WHAT YOU ARE ASKED TO DO:
Retype the listing that follows, word for word.
--- START DATA FOR THIS TASK ---
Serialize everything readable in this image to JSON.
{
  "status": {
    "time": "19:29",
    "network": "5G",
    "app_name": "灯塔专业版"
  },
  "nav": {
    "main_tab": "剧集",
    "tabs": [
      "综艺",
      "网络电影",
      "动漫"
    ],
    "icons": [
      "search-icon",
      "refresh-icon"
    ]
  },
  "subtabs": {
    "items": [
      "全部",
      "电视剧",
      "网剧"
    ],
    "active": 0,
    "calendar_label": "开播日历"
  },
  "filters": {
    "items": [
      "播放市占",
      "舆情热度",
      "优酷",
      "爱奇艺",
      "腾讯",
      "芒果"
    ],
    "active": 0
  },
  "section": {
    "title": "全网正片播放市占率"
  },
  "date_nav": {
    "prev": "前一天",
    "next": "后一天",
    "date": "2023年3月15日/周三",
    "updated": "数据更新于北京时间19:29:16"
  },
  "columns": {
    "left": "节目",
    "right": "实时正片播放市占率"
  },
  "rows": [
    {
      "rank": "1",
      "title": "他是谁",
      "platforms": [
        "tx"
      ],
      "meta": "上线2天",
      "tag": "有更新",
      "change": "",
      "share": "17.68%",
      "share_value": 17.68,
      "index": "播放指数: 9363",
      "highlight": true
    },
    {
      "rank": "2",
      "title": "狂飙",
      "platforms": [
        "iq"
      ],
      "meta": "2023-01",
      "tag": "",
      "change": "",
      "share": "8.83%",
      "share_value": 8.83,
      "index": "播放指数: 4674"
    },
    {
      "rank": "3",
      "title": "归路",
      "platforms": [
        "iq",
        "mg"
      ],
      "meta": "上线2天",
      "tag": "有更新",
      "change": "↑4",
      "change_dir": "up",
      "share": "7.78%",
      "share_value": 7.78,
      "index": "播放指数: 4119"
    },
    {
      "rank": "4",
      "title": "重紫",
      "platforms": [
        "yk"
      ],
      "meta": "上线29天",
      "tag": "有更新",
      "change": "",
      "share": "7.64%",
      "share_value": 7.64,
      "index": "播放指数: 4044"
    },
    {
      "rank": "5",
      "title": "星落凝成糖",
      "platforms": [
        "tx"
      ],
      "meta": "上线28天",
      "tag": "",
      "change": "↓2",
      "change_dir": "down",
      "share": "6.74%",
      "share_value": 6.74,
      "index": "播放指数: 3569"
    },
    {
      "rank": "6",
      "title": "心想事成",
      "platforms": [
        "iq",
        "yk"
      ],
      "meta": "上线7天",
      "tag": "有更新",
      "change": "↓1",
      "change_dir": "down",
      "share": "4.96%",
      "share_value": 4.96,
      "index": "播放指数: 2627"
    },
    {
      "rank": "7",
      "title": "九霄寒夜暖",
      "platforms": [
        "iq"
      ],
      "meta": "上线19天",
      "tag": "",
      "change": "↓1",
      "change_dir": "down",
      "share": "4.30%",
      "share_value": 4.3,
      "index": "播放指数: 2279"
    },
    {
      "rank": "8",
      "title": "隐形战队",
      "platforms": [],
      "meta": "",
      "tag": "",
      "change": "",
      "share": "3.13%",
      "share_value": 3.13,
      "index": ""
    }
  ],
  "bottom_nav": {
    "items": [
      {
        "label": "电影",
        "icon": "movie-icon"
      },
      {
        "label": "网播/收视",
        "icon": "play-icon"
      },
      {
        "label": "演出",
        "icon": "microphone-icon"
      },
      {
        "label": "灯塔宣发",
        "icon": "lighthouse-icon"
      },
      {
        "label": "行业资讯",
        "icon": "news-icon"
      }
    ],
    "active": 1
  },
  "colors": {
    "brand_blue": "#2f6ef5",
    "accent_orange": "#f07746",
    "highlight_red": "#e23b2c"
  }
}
--- END DATA FOR THIS TASK ---
FINISHED ANSWER:
Serialize everything readable in this image to JSON.
{
  "status": {
    "time": "19:29",
    "network": "5G",
    "app_name": "灯塔专业版"
  },
  "nav": {
    "main_tab": "剧集",
    "tabs": [
      "综艺",
      "网络电影",
      "动漫"
    ],
    "icons": [
      "search-icon",
      "refresh-icon"
    ]
  },
  "subtabs": {
    "items": [
      "全部",
      "电视剧",
      "网剧"
    ],
    "active": 0,
    "calendar_label": "开播日历"
  },
  "filters": {
    "items": [
      "播放市占",
      "舆情热度",
      "优酷",
      "爱奇艺",
      "腾讯",
      "芒果"
    ],
    "active": 0
  },
  "section": {
    "title": "全网正片播放市占率"
  },
  "date_nav": {
    "prev": "前一天",
    "next": "后一天",
    "date": "2023年3月15日/周三",
    "updated": "数据更新于北京时间19:29:16"
  },
  "columns": {
    "left": "节目",
    "right": "实时正片播放市占率"
  },
  "rows": [
    {
      "rank": "1",
      "title": "他是谁",
      "platforms": [
        "tx"
      ],
      "meta": "上线2天",
      "tag": "有更新",
      "change": "",
      "share": "17.68%",
      "share_value": 17.68,
      "index": "播放指数: 9363",
      "highlight": true
    },
    {
      "rank": "2",
      "title": "狂飙",
      "platforms": [
        "iq"
      ],
      "meta": "2023-01",
      "tag": "",
      "change": "",
      "share": "8.83%",
      "share_value": 8.83,
      "index": "播放指数: 4674"
    },
    {
      "rank": "3",
      "title": "归路",
      "platforms": [
        "iq",
        "mg"
      ],
      "meta": "上线2天",
      "tag": "有更新",
      "change": "↑4",
      "change_dir": "up",
      "share": "7.78%",
      "share_value": 7.78,
      "index": "播放指数: 4119"
    },
    {
      "rank": "4",
      "title": "重紫",
      "platforms": [
        "yk"
      ],
      "meta": "上线29天",
      "tag": "有更新",
      "change": "",
      "share": "7.64%",
      "share_value": 7.64,
      "index": "播放指数: 4044"
    },
    {
      "rank": "5",
      "title": "星落凝成糖",
      "platforms": [
        "tx"
      ],
      "meta": "上线28天",
      "tag": "",
      "change": "↓2",
      "change_dir": "down",
      "share": "6.74%",
      "share_value": 6.74,
      "index": "播放指数: 3569"
    },
    {
      "rank": "6",
      "title": "心想事成",
      "platforms": [
        "iq",
        "yk"
      ],
      "meta": "上线7天",
      "tag": "有更新",
      "change": "↓1",
      "change_dir": "down",
      "share": "4.96%",
      "share_value": 4.96,
      "index": "播放指数: 2627"
    },
    {
      "rank": "7",
      "title": "九霄寒夜暖",
      "platforms": [
        "iq"
      ],
      "meta": "上线19天",
      "tag": "",
      "change": "↓1",
      "change_dir": "down",
      "share": "4.30%",
      "share_value": 4.3,
      "index": "播放指数: 2279"
    },
    {
      "rank": "8",
      "title": "隐形战队",
      "platforms": [],
      "meta": "",
      "tag": "",
      "change": "",
      "share": "3.13%",
      "share_value": 3.13,
      "index": ""
    }
  ],
  "bottom_nav": {
    "items": [
      {
        "label": "电影",
        "icon": "movie-icon"
      },
      {
        "label": "网播/收视",
        "icon": "play-icon"
      },
      {
        "label": "演出",
        "icon": "microphone-icon"
      },
      {
        "label": "灯塔宣发",
        "icon": "lighthouse-icon"
      },
      {
        "label": "行业资讯",
        "icon": "news-icon"
      }
    ],
    "active": 1
  },
  "colors": {
    "brand_blue": "#2f6ef5",
    "accent_orange": "#f07746",
    "highlight_red": "#e23b2c"
  }
}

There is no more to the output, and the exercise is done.